YOUR GOAL → Each line in the entries below that holds the string "winning" is to be listed.

--- BEGIN EXERCISE INPUT ---

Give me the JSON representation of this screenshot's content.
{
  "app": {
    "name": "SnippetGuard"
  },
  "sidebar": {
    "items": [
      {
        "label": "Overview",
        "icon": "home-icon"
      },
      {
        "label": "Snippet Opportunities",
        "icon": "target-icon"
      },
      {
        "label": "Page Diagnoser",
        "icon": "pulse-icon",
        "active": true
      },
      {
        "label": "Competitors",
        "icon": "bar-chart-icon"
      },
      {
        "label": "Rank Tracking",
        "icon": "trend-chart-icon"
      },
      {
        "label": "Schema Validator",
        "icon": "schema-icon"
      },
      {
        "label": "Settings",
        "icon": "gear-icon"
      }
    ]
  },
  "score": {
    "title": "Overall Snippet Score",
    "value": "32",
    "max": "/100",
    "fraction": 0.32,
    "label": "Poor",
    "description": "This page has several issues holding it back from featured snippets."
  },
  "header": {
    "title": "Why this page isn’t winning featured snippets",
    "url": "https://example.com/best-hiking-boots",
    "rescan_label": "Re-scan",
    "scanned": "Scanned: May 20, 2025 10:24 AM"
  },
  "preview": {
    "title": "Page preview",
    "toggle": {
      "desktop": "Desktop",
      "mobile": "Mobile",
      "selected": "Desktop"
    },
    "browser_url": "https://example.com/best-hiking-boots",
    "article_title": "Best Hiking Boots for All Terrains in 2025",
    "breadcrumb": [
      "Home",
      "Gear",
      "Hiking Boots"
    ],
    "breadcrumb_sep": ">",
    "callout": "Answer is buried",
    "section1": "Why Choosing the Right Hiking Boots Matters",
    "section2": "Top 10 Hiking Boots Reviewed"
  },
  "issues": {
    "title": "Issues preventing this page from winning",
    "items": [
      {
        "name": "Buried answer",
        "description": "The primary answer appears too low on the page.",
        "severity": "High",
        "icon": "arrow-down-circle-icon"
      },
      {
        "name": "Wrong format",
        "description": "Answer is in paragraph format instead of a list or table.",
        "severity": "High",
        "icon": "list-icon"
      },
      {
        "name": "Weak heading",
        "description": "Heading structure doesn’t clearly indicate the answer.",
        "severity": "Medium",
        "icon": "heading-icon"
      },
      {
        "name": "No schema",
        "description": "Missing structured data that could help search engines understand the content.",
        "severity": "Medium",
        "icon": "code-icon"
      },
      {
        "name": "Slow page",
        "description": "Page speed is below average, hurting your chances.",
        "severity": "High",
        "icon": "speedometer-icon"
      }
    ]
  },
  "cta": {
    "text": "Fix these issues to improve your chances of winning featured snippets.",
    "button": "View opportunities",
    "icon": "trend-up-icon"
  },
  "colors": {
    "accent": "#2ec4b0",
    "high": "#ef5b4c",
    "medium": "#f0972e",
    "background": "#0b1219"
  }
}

--- END EXERCISE INPUT ---

COMPLETED EXERCISE →
    "title": "Why this page isn’t winning featured snippets",
    "title": "Issues preventing this page from winning",
    "text": "Fix these issues to improve your chances of winning featured snippets.",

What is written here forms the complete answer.